What you have to do → Keep the wording of each record exactly the same when you repeat it, and leave out pictures.

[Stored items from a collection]
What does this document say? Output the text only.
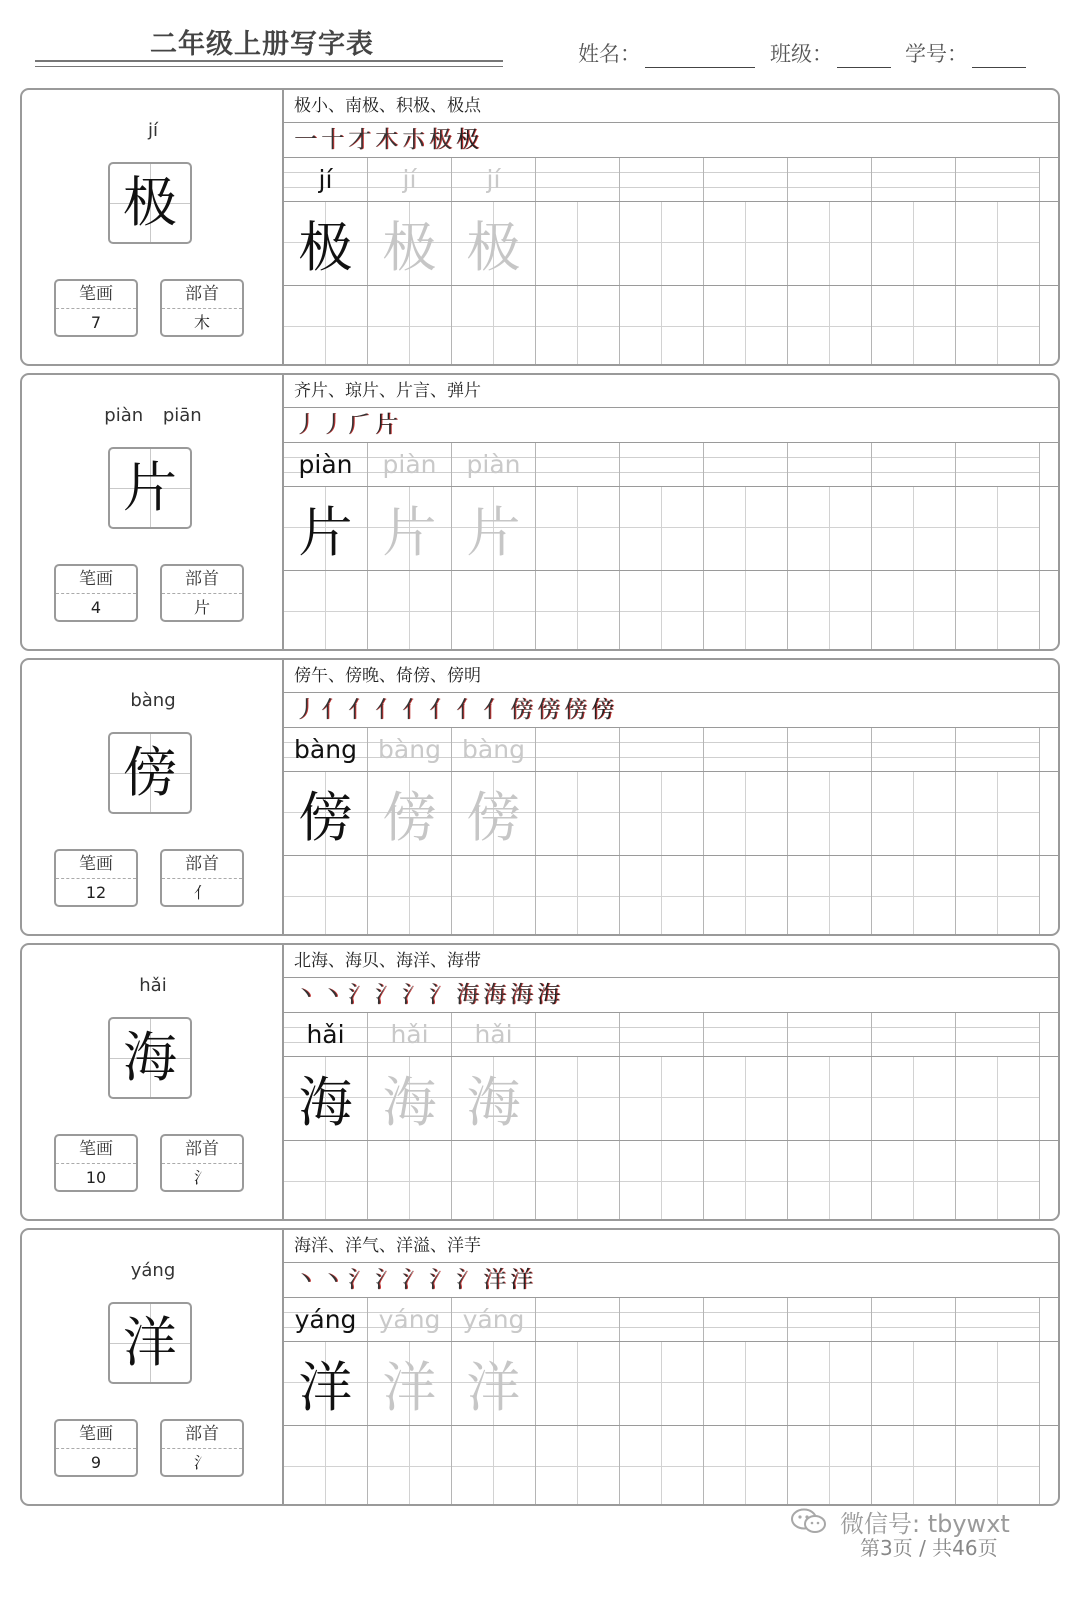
二年级上册写字表	姓名：	班级：	学号：
jí
极
笔画
7
部首
木
极小、南极、积极、极点
一 十 才 木 朩 极 极
jí	jí	jí
极 极 极
piàn piān
片
笔画
4
部首
片
齐片、琼片、片言、弹片
丿 丿 𠂆 片
piàn	piàn	piàn
片 片 片
bàng
傍
笔画
12
部首
亻
傍午、傍晚、倚傍、傍明
丿 亻 亻 亻 亻 亻 亻 亻 傍 傍 傍 傍
bàng bàng bàng
傍 傍 傍
hǎi
海
笔画
10
部首
氵
北海、海贝、海洋、海带
丶 丶 氵 氵 氵 氵 海 海 海 海
hǎi	hǎi	hǎi
海 海 海
yáng
洋
笔画
9
部首
氵
海洋、洋气、洋溢、洋芋
丶 丶 氵 氵 氵 氵 氵 洋 洋
yáng yáng yáng
洋 洋 洋
微信号: tbywxt
第3页 / 共46页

Answer to the exercise →
What does this document say? Output the text only.
二年级上册写字表	姓名：	班级：	学号：
jí
极
笔画
7
部首
木
极小、南极、积极、极点
一 十 才 木 朩 极 极
jí	jí	jí
极 极 极
piàn piān
片
笔画
4
部首
片
齐片、琼片、片言、弹片
丿 丿 𠂆 片
piàn	piàn	piàn
片 片 片
bàng
傍
笔画
12
部首
亻
傍午、傍晚、倚傍、傍明
丿 亻 亻 亻 亻 亻 亻 亻 傍 傍 傍 傍
bàng bàng bàng
傍 傍 傍
hǎi
海
笔画
10
部首
氵
北海、海贝、海洋、海带
丶 丶 氵 氵 氵 氵 海 海 海 海
hǎi	hǎi	hǎi
海 海 海
yáng
洋
笔画
9
部首
氵
海洋、洋气、洋溢、洋芋
丶 丶 氵 氵 氵 氵 氵 洋 洋
yáng yáng yáng
洋 洋 洋
微信号: tbywxt
第3页 / 共46页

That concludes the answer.